• **Items**:
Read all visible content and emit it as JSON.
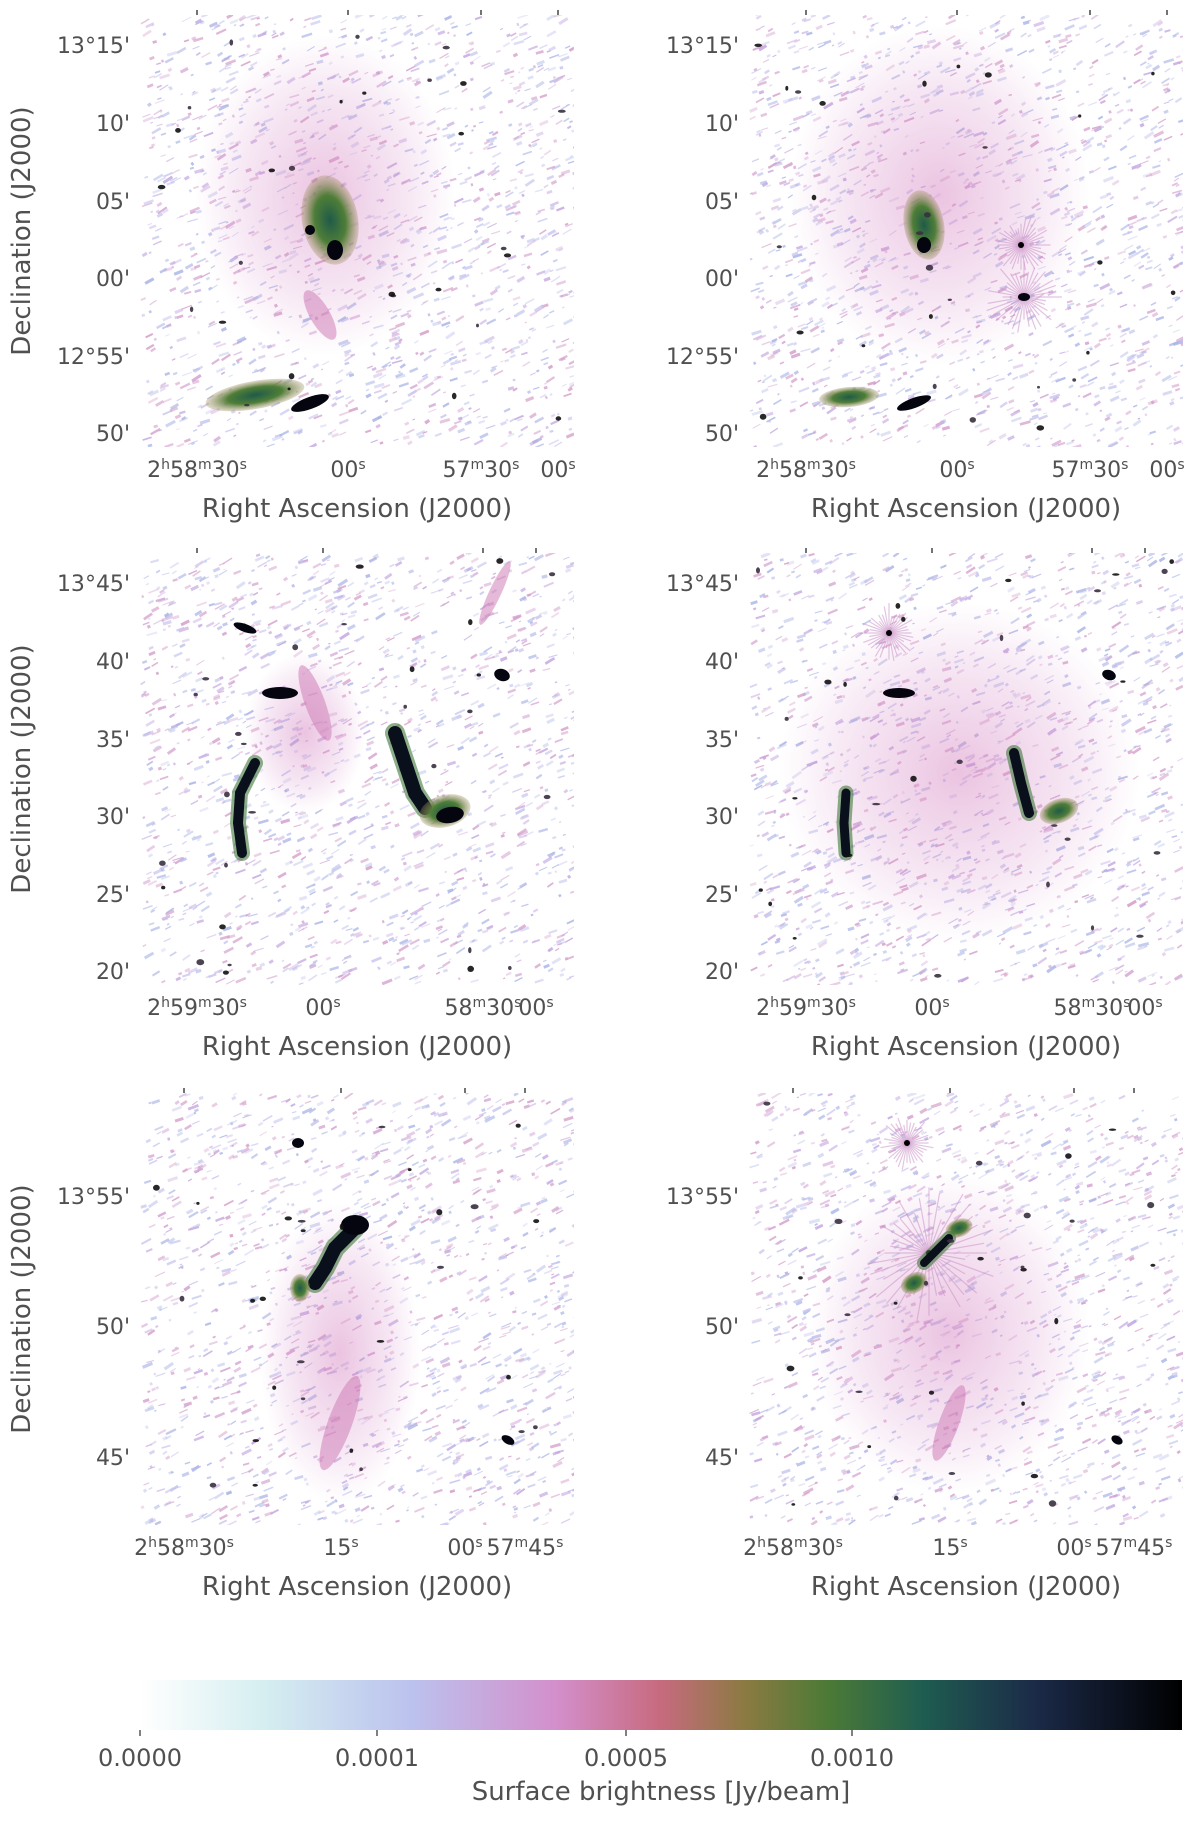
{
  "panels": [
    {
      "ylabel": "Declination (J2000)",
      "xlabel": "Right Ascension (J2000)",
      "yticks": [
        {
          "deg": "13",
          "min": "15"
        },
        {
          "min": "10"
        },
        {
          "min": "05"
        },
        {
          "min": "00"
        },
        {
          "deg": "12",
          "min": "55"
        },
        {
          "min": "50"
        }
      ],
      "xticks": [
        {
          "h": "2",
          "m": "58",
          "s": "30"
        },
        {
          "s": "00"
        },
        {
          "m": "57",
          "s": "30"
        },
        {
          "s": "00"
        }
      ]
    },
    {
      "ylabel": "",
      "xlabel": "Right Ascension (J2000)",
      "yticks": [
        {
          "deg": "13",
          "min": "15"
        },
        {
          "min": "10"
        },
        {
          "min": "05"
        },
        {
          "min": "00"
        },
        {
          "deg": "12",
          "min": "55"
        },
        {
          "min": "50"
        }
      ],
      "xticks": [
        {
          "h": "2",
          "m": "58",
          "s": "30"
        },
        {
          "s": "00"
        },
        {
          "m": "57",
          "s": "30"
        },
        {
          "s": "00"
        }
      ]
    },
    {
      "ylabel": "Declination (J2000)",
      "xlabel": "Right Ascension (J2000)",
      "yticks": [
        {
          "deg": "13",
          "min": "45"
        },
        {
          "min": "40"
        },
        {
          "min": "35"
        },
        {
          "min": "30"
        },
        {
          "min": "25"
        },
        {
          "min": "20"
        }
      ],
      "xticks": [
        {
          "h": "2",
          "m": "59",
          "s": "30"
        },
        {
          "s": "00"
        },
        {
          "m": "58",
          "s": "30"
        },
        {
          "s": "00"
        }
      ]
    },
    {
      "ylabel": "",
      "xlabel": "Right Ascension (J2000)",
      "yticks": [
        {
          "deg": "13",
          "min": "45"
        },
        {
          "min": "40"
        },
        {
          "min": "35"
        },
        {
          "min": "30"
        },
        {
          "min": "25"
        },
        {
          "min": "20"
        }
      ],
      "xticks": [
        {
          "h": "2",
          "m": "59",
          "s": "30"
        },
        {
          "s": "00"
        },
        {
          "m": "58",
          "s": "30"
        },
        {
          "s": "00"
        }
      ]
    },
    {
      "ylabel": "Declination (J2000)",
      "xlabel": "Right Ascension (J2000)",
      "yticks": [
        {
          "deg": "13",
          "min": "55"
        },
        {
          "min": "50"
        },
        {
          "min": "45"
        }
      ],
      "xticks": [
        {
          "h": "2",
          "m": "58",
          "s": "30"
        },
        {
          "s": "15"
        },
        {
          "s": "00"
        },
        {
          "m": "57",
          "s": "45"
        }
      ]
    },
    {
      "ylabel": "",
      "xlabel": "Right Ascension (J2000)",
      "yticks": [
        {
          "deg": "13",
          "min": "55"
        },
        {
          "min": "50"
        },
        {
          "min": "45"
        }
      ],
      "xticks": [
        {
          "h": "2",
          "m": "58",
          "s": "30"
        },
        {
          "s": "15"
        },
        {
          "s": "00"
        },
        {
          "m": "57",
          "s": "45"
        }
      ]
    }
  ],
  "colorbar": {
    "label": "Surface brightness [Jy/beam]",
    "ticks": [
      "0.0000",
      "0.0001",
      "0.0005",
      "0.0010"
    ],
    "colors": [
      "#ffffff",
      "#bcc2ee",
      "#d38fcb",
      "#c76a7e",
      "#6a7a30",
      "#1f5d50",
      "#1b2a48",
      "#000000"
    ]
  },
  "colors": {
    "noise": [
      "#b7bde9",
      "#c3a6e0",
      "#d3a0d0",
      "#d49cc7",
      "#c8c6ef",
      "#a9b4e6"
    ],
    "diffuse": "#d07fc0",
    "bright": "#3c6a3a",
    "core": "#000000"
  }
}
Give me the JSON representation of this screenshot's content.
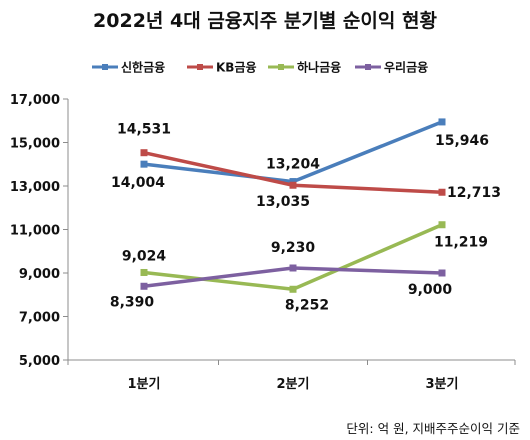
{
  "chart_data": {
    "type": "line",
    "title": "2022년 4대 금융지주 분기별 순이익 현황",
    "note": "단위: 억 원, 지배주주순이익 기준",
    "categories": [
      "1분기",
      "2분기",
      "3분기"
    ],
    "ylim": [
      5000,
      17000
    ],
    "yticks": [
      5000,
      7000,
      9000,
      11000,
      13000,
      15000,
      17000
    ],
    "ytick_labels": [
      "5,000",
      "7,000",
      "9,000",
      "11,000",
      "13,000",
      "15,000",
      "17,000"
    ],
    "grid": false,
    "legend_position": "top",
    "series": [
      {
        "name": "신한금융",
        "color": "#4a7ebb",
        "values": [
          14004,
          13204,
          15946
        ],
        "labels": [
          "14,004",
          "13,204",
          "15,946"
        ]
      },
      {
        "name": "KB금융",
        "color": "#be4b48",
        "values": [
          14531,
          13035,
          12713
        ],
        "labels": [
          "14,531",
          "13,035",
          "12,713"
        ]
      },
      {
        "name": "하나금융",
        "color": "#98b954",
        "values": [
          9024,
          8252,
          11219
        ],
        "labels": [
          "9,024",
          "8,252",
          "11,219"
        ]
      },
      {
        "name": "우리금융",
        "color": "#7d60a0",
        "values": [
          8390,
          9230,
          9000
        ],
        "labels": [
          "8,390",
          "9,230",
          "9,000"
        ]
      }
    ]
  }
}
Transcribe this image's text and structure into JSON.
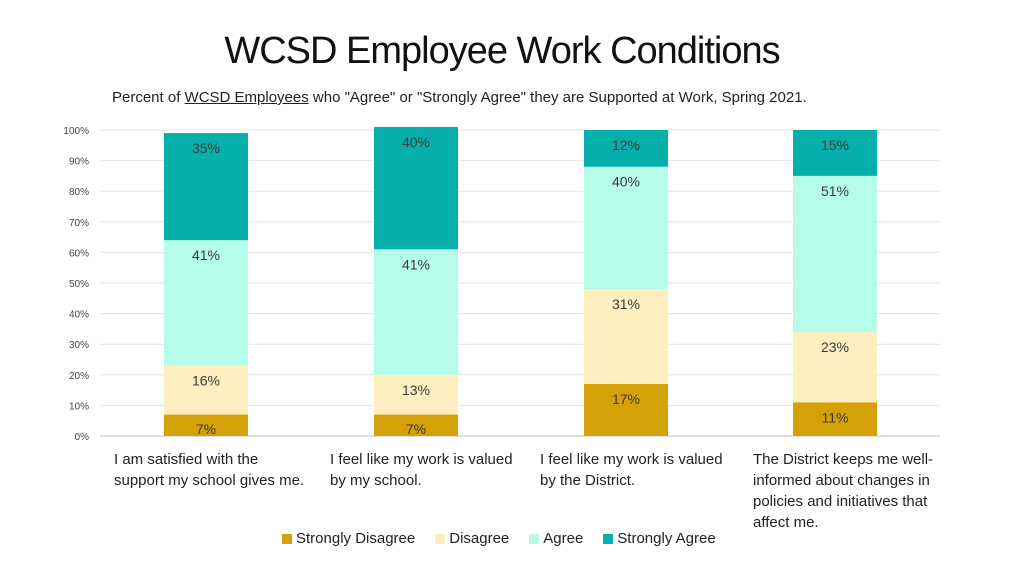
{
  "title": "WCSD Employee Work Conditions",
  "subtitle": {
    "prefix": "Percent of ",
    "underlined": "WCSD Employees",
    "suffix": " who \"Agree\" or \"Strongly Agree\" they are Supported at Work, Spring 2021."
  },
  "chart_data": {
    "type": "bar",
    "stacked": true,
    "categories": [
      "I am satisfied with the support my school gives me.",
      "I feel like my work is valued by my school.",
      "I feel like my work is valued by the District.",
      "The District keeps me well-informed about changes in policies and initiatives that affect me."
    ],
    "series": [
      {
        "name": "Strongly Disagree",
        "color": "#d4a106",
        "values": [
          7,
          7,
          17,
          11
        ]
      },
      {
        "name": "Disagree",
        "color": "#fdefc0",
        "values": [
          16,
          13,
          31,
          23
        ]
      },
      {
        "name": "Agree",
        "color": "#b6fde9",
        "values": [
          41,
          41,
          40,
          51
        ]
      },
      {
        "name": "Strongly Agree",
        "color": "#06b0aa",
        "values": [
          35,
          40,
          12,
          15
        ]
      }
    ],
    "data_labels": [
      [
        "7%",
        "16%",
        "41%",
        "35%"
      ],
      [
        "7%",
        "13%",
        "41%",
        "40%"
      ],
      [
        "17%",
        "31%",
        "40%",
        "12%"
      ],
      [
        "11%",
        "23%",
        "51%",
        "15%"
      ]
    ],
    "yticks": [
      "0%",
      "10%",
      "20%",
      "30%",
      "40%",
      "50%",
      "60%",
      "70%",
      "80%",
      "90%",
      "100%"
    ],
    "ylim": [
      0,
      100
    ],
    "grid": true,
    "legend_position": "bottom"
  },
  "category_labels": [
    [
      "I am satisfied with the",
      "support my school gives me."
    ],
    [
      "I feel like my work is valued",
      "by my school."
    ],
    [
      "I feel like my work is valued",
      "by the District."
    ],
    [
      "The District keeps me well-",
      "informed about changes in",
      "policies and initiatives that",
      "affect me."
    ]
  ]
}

• **Goal**: Tally up the lines holding the word "JSON" in the data above, and answer with that figure only.

• **Problem solution**: 3